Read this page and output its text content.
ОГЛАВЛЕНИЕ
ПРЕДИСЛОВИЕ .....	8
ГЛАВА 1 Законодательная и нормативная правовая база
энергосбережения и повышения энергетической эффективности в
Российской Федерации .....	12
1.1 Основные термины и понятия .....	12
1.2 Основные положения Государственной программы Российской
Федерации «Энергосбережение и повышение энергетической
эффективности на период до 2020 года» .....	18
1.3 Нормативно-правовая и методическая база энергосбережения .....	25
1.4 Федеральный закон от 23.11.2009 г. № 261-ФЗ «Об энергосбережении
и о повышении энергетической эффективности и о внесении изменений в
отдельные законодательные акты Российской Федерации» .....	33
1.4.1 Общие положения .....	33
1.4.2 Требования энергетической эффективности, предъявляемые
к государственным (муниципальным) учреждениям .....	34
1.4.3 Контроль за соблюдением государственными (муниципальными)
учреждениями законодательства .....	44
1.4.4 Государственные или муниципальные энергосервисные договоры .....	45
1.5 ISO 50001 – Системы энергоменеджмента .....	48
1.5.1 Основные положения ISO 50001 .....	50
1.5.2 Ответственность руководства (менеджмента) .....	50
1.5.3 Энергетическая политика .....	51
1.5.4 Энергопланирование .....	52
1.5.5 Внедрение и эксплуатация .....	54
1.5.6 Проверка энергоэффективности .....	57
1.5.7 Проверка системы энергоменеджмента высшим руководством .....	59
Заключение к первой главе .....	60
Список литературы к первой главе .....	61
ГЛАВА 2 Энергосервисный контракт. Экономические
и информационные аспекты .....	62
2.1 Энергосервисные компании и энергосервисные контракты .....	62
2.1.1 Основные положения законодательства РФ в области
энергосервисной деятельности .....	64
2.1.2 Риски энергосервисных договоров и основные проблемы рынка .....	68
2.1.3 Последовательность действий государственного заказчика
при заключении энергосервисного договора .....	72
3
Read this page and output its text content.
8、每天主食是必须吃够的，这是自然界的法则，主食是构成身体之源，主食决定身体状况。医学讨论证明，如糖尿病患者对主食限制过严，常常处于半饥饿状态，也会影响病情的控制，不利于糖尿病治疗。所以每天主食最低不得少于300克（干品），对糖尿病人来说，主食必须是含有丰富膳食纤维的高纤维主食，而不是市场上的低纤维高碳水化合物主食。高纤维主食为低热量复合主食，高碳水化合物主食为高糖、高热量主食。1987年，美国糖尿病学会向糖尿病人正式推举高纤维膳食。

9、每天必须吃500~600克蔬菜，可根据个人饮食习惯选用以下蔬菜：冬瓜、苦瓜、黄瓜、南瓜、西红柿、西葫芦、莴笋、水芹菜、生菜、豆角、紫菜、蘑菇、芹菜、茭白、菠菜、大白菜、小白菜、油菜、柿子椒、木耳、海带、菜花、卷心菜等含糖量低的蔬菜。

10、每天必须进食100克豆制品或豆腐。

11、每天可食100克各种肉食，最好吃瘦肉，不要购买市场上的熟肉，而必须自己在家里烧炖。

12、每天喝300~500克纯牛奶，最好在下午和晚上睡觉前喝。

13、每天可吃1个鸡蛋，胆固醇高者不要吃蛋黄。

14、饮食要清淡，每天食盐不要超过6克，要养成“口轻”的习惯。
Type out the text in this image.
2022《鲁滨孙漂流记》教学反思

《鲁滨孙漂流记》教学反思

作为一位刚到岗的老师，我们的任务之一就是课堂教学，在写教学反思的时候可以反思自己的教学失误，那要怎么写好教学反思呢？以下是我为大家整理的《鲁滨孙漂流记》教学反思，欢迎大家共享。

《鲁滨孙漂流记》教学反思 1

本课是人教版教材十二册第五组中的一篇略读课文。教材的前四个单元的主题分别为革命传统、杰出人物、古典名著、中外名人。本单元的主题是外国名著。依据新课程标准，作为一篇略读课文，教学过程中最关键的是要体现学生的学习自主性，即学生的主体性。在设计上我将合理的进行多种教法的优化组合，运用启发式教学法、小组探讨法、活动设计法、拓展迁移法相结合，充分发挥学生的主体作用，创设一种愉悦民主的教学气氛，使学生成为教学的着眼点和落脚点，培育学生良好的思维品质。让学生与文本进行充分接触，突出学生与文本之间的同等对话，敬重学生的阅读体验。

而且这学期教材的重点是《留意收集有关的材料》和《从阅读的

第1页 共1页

:::

Recopy the whole listing exactly.

=== ANSWER BELOW ===
Read this page and output its text content.
ОГЛАВЛЕНИЕ
ПРЕДИСЛОВИЕ .....	8
ГЛАВА 1 Законодательная и нормативная правовая база
энергосбережения и повышения энергетической эффективности в
Российской Федерации .....	12
1.1 Основные термины и понятия .....	12
1.2 Основные положения Государственной программы Российской
Федерации «Энергосбережение и повышение энергетической
эффективности на период до 2020 года» .....	18
1.3 Нормативно-правовая и методическая база энергосбережения .....	25
1.4 Федеральный закон от 23.11.2009 г. № 261-ФЗ «Об энергосбережении
и о повышении энергетической эффективности и о внесении изменений в
отдельные законодательные акты Российской Федерации» .....	33
1.4.1 Общие положения .....	33
1.4.2 Требования энергетической эффективности, предъявляемые
к государственным (муниципальным) учреждениям .....	34
1.4.3 Контроль за соблюдением государственными (муниципальными)
учреждениями законодательства .....	44
1.4.4 Государственные или муниципальные энергосервисные договоры .....	45
1.5 ISO 50001 – Системы энергоменеджмента .....	48
1.5.1 Основные положения ISO 50001 .....	50
1.5.2 Ответственность руководства (менеджмента) .....	50
1.5.3 Энергетическая политика .....	51
1.5.4 Энергопланирование .....	52
1.5.5 Внедрение и эксплуатация .....	54
1.5.6 Проверка энергоэффективности .....	57
1.5.7 Проверка системы энергоменеджмента высшим руководством .....	59
Заключение к первой главе .....	60
Список литературы к первой главе .....	61
ГЛАВА 2 Энергосервисный контракт. Экономические
и информационные аспекты .....	62
2.1 Энергосервисные компании и энергосервисные контракты .....	62
2.1.1 Основные положения законодательства РФ в области
энергосервисной деятельности .....	64
2.1.2 Риски энергосервисных договоров и основные проблемы рынка .....	68
2.1.3 Последовательность действий государственного заказчика
при заключении энергосервисного договора .....	72
3
Read this page and output its text content.
8、每天主食是必须吃够的，这是自然界的法则，主食是构成身体之源，主食决定身体状况。医学讨论证明，如糖尿病患者对主食限制过严，常常处于半饥饿状态，也会影响病情的控制，不利于糖尿病治疗。所以每天主食最低不得少于300克（干品），对糖尿病人来说，主食必须是含有丰富膳食纤维的高纤维主食，而不是市场上的低纤维高碳水化合物主食。高纤维主食为低热量复合主食，高碳水化合物主食为高糖、高热量主食。1987年，美国糖尿病学会向糖尿病人正式推举高纤维膳食。

9、每天必须吃500~600克蔬菜，可根据个人饮食习惯选用以下蔬菜：冬瓜、苦瓜、黄瓜、南瓜、西红柿、西葫芦、莴笋、水芹菜、生菜、豆角、紫菜、蘑菇、芹菜、茭白、菠菜、大白菜、小白菜、油菜、柿子椒、木耳、海带、菜花、卷心菜等含糖量低的蔬菜。

10、每天必须进食100克豆制品或豆腐。

11、每天可食100克各种肉食，最好吃瘦肉，不要购买市场上的熟肉，而必须自己在家里烧炖。

12、每天喝300~500克纯牛奶，最好在下午和晚上睡觉前喝。

13、每天可吃1个鸡蛋，胆固醇高者不要吃蛋黄。

14、饮食要清淡，每天食盐不要超过6克，要养成“口轻”的习惯。
Type out the text in this image.
2022《鲁滨孙漂流记》教学反思

《鲁滨孙漂流记》教学反思

作为一位刚到岗的老师，我们的任务之一就是课堂教学，在写教学反思的时候可以反思自己的教学失误，那要怎么写好教学反思呢？以下是我为大家整理的《鲁滨孙漂流记》教学反思，欢迎大家共享。

《鲁滨孙漂流记》教学反思 1

本课是人教版教材十二册第五组中的一篇略读课文。教材的前四个单元的主题分别为革命传统、杰出人物、古典名著、中外名人。本单元的主题是外国名著。依据新课程标准，作为一篇略读课文，教学过程中最关键的是要体现学生的学习自主性，即学生的主体性。在设计上我将合理的进行多种教法的优化组合，运用启发式教学法、小组探讨法、活动设计法、拓展迁移法相结合，充分发挥学生的主体作用，创设一种愉悦民主的教学气氛，使学生成为教学的着眼点和落脚点，培育学生良好的思维品质。让学生与文本进行充分接触，突出学生与文本之间的同等对话，敬重学生的阅读体验。

而且这学期教材的重点是《留意收集有关的材料》和《从阅读的

第1页 共1页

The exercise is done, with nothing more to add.